- **Your objective**:
Arrange the records from the line with "Decompose this screenshot" up to and including the line with "- tweet-prompt: I want" as a Markdown table with the columns Index and Content, giving each line a numbered row. Skip blank lines, and leave the pictures out.

- **Stored records**:

begin

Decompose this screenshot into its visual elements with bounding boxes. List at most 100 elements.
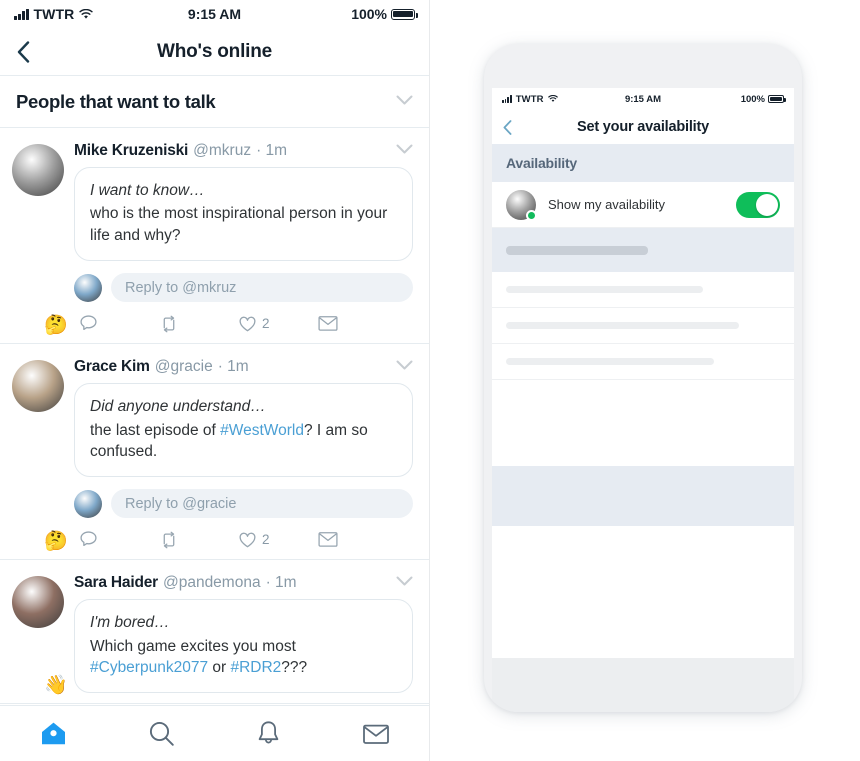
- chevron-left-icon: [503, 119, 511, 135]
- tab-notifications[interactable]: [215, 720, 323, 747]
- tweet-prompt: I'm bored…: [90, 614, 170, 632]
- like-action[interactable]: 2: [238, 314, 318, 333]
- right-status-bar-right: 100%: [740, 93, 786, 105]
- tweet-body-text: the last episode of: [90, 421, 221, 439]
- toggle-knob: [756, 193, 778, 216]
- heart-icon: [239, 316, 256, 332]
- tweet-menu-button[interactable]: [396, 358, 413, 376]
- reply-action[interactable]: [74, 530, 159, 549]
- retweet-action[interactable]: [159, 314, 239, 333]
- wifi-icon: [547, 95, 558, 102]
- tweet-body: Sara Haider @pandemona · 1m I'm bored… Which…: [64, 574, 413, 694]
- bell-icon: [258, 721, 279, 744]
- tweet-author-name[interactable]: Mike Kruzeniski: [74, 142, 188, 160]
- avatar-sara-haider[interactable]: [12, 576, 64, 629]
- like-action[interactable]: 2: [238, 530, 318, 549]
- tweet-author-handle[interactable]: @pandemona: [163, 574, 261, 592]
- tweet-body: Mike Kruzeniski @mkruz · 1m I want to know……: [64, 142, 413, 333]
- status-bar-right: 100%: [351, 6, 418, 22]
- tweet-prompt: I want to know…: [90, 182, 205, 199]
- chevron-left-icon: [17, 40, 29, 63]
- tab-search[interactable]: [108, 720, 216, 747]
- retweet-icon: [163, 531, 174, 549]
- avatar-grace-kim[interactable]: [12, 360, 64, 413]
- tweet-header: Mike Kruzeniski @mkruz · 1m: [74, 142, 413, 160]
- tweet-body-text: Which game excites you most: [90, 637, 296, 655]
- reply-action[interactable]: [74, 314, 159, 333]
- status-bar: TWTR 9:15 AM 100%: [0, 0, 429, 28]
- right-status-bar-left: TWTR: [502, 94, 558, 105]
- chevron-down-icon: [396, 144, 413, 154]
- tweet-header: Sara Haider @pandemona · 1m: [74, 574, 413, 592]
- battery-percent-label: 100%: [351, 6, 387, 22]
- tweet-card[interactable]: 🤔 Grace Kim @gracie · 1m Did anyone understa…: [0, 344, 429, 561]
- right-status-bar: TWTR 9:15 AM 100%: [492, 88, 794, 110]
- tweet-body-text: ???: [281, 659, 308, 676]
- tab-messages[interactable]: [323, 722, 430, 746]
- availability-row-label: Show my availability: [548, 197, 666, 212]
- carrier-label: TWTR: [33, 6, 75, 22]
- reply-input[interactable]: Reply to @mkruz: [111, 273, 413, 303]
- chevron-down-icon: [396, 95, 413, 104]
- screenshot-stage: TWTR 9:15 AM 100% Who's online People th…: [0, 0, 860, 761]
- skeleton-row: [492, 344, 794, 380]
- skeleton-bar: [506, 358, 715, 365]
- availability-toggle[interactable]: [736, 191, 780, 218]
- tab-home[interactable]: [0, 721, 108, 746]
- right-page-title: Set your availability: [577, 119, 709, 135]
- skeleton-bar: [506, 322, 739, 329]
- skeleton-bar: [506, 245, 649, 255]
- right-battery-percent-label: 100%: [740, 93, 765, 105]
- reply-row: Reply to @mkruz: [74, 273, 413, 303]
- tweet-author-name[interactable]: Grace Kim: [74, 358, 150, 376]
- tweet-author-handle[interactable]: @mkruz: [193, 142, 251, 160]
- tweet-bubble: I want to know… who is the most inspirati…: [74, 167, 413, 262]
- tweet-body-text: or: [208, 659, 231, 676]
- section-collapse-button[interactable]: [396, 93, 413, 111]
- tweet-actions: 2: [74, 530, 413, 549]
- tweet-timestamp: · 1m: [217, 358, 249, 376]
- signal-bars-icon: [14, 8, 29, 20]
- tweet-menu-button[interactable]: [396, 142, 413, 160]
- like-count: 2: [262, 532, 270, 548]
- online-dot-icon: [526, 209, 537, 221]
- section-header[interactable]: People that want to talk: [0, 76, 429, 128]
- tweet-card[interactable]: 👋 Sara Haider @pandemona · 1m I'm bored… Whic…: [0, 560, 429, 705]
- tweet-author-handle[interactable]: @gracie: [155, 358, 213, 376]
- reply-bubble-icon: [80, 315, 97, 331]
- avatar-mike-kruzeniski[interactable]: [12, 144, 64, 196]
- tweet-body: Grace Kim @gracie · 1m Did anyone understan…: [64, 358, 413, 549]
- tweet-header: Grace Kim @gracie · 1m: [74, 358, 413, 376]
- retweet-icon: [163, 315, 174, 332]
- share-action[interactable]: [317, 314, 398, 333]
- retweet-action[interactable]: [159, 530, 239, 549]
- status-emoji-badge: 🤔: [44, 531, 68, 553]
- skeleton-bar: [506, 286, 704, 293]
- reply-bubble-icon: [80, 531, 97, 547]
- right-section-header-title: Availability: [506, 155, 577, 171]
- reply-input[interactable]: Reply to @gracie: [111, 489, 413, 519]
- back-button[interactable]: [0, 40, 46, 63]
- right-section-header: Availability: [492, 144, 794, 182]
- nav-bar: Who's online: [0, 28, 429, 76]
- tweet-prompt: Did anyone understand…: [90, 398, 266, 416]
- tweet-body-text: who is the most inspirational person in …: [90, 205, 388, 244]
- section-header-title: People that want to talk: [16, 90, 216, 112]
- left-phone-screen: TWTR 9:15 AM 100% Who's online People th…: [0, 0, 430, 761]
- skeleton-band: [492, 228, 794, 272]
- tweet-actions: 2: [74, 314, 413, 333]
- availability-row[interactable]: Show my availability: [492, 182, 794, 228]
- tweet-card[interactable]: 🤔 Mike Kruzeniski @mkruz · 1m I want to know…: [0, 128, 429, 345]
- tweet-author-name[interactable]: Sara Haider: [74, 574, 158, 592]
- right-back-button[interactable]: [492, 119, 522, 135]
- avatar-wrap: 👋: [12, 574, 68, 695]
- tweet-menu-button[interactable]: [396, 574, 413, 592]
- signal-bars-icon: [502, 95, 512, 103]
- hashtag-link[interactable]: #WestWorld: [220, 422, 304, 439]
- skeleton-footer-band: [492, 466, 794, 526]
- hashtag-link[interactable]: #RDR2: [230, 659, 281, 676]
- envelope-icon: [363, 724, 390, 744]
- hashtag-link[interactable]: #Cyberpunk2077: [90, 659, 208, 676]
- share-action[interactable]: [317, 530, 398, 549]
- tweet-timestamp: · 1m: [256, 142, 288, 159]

end
begin

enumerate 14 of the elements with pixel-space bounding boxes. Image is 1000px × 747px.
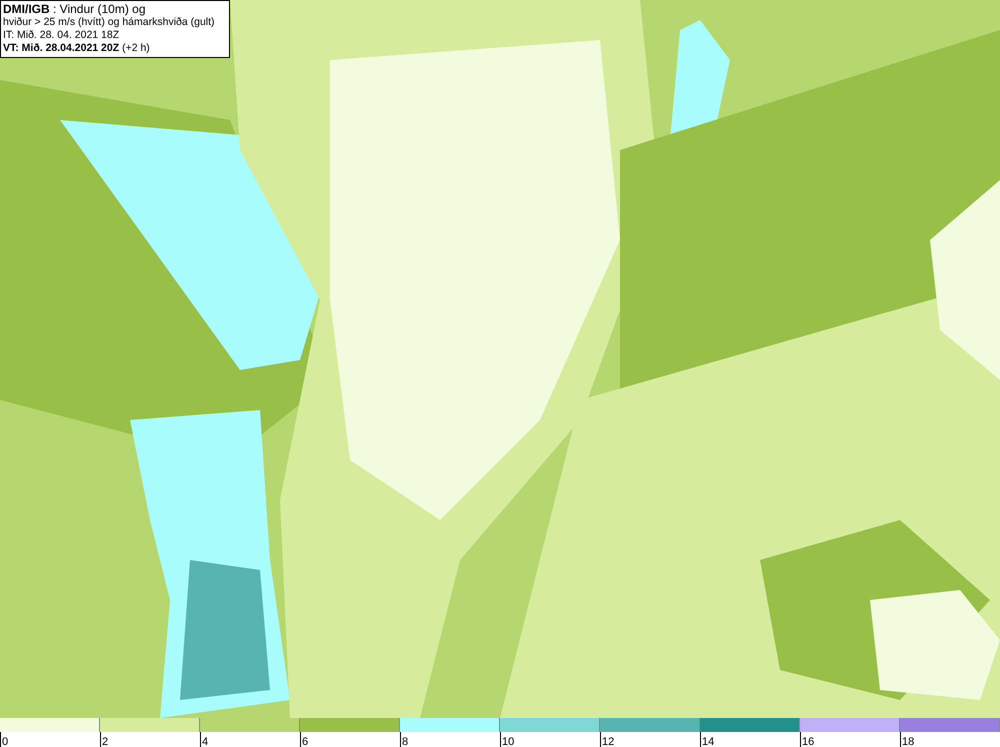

end

- **Result for this task**:
| Index | Content |
|---|---|
| 1 | Decompose this screenshot into its visual elements with bounding boxes. List at most 100 elements. |
| 2 | - chevron-left-icon: [503, 119, 511, 135] |
| 3 | - tab-notifications[interactable]: [215, 720, 323, 747] |
| 4 | - tweet-prompt: I'm bored…: [90, 614, 170, 632] |
| 5 | - like-action[interactable]: 2: [238, 314, 318, 333] |
| 6 | - right-status-bar-right: 100%: [740, 93, 786, 105] |
| 7 | - tweet-body-text: the last episode of: [90, 421, 221, 439] |
| 8 | - toggle-knob: [756, 193, 778, 216] |
| 9 | - heart-icon: [239, 316, 256, 332] |
| 10 | - tweet-menu-button[interactable]: [396, 358, 413, 376] |
| 11 | - reply-action[interactable]: [74, 530, 159, 549] |
| 12 | - retweet-action[interactable]: [159, 314, 239, 333] |
| 13 | - wifi-icon: [547, 95, 558, 102] |
| 14 | - tweet-body: Sara Haider @pandemona · 1m I'm bored… Which…: [64, 574, 413, 694] |
| 15 | - bell-icon: [258, 721, 279, 744] |
| 16 | - tweet-author-name[interactable]: Mike Kruzeniski: [74, 142, 188, 160] |
| 17 | - avatar-sara-haider[interactable]: [12, 576, 64, 629] |
| 18 | - like-action[interactable]: 2: [238, 530, 318, 549] |
| 19 | - tweet-author-handle[interactable]: @pandemona: [163, 574, 261, 592] |
| 20 | - tweet-body: Mike Kruzeniski @mkruz · 1m I want to know……: [64, 142, 413, 333] |
| 21 | - status-bar-right: 100%: [351, 6, 418, 22] |
| 22 | - tweet-prompt: I want to know…: [90, 182, 205, 199] |